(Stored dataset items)
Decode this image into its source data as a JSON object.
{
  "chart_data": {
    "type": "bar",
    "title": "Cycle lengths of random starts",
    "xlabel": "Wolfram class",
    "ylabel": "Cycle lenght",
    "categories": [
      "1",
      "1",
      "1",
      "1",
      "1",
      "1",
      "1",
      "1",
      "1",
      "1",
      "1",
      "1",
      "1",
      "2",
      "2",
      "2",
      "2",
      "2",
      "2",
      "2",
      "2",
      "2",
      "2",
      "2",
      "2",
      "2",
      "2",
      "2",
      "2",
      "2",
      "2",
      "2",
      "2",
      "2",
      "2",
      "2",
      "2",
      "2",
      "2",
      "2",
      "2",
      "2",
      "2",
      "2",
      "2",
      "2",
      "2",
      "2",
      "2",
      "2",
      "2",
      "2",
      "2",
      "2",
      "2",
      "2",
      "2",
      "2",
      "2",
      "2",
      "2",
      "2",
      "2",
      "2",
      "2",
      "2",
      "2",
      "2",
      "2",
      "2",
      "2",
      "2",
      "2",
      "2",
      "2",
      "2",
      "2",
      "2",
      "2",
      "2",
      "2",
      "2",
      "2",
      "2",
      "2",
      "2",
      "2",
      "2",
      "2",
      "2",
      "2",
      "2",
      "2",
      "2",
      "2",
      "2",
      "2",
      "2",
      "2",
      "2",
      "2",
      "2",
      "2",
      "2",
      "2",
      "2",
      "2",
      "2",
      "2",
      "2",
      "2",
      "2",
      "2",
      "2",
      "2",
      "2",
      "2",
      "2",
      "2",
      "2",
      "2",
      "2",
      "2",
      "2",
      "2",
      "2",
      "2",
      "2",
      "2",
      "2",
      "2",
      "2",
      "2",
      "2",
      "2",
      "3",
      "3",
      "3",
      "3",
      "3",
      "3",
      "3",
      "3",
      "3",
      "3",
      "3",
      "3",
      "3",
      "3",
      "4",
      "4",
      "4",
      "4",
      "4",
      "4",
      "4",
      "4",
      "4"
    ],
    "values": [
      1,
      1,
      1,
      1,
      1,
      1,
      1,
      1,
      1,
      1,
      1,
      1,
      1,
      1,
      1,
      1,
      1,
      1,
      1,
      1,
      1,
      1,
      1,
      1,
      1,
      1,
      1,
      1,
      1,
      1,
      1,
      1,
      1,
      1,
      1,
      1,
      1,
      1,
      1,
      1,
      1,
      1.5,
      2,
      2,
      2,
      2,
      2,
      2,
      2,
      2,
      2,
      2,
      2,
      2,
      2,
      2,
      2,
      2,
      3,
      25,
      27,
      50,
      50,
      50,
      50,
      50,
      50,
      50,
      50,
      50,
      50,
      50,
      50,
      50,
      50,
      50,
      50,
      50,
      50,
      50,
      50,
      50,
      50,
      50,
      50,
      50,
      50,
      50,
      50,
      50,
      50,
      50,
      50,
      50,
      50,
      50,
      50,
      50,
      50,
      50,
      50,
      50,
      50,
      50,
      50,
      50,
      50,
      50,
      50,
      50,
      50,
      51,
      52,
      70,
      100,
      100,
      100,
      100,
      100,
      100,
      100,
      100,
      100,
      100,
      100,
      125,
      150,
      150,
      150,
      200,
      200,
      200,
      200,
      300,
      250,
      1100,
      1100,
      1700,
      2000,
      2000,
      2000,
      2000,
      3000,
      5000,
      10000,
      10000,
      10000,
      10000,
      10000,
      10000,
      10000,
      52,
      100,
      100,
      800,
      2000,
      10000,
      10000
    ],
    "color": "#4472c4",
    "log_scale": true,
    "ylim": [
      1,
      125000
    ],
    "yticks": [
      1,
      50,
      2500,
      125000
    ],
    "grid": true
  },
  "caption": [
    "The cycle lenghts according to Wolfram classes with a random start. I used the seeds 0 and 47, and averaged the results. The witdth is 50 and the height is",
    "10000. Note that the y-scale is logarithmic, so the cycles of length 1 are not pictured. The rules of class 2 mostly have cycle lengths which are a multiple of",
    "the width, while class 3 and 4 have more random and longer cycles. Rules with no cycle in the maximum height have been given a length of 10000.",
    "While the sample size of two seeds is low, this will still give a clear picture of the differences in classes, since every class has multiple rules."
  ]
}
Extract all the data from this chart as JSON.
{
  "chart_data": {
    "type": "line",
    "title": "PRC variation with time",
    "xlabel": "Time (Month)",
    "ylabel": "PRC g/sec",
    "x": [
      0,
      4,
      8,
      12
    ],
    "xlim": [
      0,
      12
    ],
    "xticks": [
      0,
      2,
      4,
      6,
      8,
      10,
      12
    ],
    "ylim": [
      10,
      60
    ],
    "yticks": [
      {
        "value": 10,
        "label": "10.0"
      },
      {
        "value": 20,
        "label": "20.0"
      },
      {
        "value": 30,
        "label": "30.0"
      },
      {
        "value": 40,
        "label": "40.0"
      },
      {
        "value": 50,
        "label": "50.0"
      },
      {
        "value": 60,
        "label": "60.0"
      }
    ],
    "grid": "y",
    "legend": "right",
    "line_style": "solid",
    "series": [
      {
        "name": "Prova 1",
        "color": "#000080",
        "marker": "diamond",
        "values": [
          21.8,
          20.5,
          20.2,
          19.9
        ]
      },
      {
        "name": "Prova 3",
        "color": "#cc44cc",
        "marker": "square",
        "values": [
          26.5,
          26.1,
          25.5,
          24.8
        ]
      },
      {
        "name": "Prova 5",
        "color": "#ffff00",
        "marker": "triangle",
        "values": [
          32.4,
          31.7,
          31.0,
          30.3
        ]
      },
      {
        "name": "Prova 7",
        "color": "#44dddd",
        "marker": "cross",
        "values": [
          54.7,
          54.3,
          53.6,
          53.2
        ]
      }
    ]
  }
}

• What is required: Reproduce the data in its entirety, matching each character.

• Reply:
Decode this image into its source data as a JSON object.
{
  "chart_data": {
    "type": "bar",
    "title": "Cycle lengths of random starts",
    "xlabel": "Wolfram class",
    "ylabel": "Cycle lenght",
    "categories": [
      "1",
      "1",
      "1",
      "1",
      "1",
      "1",
      "1",
      "1",
      "1",
      "1",
      "1",
      "1",
      "1",
      "2",
      "2",
      "2",
      "2",
      "2",
      "2",
      "2",
      "2",
      "2",
      "2",
      "2",
      "2",
      "2",
      "2",
      "2",
      "2",
      "2",
      "2",
      "2",
      "2",
      "2",
      "2",
      "2",
      "2",
      "2",
      "2",
      "2",
      "2",
      "2",
      "2",
      "2",
      "2",
      "2",
      "2",
      "2",
      "2",
      "2",
      "2",
      "2",
      "2",
      "2",
      "2",
      "2",
      "2",
      "2",
      "2",
      "2",
      "2",
      "2",
      "2",
      "2",
      "2",
      "2",
      "2",
      "2",
      "2",
      "2",
      "2",
      "2",
      "2",
      "2",
      "2",
      "2",
      "2",
      "2",
      "2",
      "2",
      "2",
      "2",
      "2",
      "2",
      "2",
      "2",
      "2",
      "2",
      "2",
      "2",
      "2",
      "2",
      "2",
      "2",
      "2",
      "2",
      "2",
      "2",
      "2",
      "2",
      "2",
      "2",
      "2",
      "2",
      "2",
      "2",
      "2",
      "2",
      "2",
      "2",
      "2",
      "2",
      "2",
      "2",
      "2",
      "2",
      "2",
      "2",
      "2",
      "2",
      "2",
      "2",
      "2",
      "2",
      "2",
      "2",
      "2",
      "2",
      "2",
      "2",
      "2",
      "2",
      "2",
      "2",
      "2",
      "3",
      "3",
      "3",
      "3",
      "3",
      "3",
      "3",
      "3",
      "3",
      "3",
      "3",
      "3",
      "3",
      "3",
      "4",
      "4",
      "4",
      "4",
      "4",
      "4",
      "4",
      "4",
      "4"
    ],
    "values": [
      1,
      1,
      1,
      1,
      1,
      1,
      1,
      1,
      1,
      1,
      1,
      1,
      1,
      1,
      1,
      1,
      1,
      1,
      1,
      1,
      1,
      1,
      1,
      1,
      1,
      1,
      1,
      1,
      1,
      1,
      1,
      1,
      1,
      1,
      1,
      1,
      1,
      1,
      1,
      1,
      1,
      1.5,
      2,
      2,
      2,
      2,
      2,
      2,
      2,
      2,
      2,
      2,
      2,
      2,
      2,
      2,
      2,
      2,
      3,
      25,
      27,
      50,
      50,
      50,
      50,
      50,
      50,
      50,
      50,
      50,
      50,
      50,
      50,
      50,
      50,
      50,
      50,
      50,
      50,
      50,
      50,
      50,
      50,
      50,
      50,
      50,
      50,
      50,
      50,
      50,
      50,
      50,
      50,
      50,
      50,
      50,
      50,
      50,
      50,
      50,
      50,
      50,
      50,
      50,
      50,
      50,
      50,
      50,
      50,
      50,
      50,
      51,
      52,
      70,
      100,
      100,
      100,
      100,
      100,
      100,
      100,
      100,
      100,
      100,
      100,
      125,
      150,
      150,
      150,
      200,
      200,
      200,
      200,
      300,
      250,
      1100,
      1100,
      1700,
      2000,
      2000,
      2000,
      2000,
      3000,
      5000,
      10000,
      10000,
      10000,
      10000,
      10000,
      10000,
      10000,
      52,
      100,
      100,
      800,
      2000,
      10000,
      10000
    ],
    "color": "#4472c4",
    "log_scale": true,
    "ylim": [
      1,
      125000
    ],
    "yticks": [
      1,
      50,
      2500,
      125000
    ],
    "grid": true
  },
  "caption": [
    "The cycle lenghts according to Wolfram classes with a random start. I used the seeds 0 and 47, and averaged the results. The witdth is 50 and the height is",
    "10000. Note that the y-scale is logarithmic, so the cycles of length 1 are not pictured. The rules of class 2 mostly have cycle lengths which are a multiple of",
    "the width, while class 3 and 4 have more random and longer cycles. Rules with no cycle in the maximum height have been given a length of 10000.",
    "While the sample size of two seeds is low, this will still give a clear picture of the differences in classes, since every class has multiple rules."
  ]
}
Extract all the data from this chart as JSON.
{
  "chart_data": {
    "type": "line",
    "title": "PRC variation with time",
    "xlabel": "Time (Month)",
    "ylabel": "PRC g/sec",
    "x": [
      0,
      4,
      8,
      12
    ],
    "xlim": [
      0,
      12
    ],
    "xticks": [
      0,
      2,
      4,
      6,
      8,
      10,
      12
    ],
    "ylim": [
      10,
      60
    ],
    "yticks": [
      {
        "value": 10,
        "label": "10.0"
      },
      {
        "value": 20,
        "label": "20.0"
      },
      {
        "value": 30,
        "label": "30.0"
      },
      {
        "value": 40,
        "label": "40.0"
      },
      {
        "value": 50,
        "label": "50.0"
      },
      {
        "value": 60,
        "label": "60.0"
      }
    ],
    "grid": "y",
    "legend": "right",
    "line_style": "solid",
    "series": [
      {
        "name": "Prova 1",
        "color": "#000080",
        "marker": "diamond",
        "values": [
          21.8,
          20.5,
          20.2,
          19.9
        ]
      },
      {
        "name": "Prova 3",
        "color": "#cc44cc",
        "marker": "square",
        "values": [
          26.5,
          26.1,
          25.5,
          24.8
        ]
      },
      {
        "name": "Prova 5",
        "color": "#ffff00",
        "marker": "triangle",
        "values": [
          32.4,
          31.7,
          31.0,
          30.3
        ]
      },
      {
        "name": "Prova 7",
        "color": "#44dddd",
        "marker": "cross",
        "values": [
          54.7,
          54.3,
          53.6,
          53.2
        ]
      }
    ]
  }
}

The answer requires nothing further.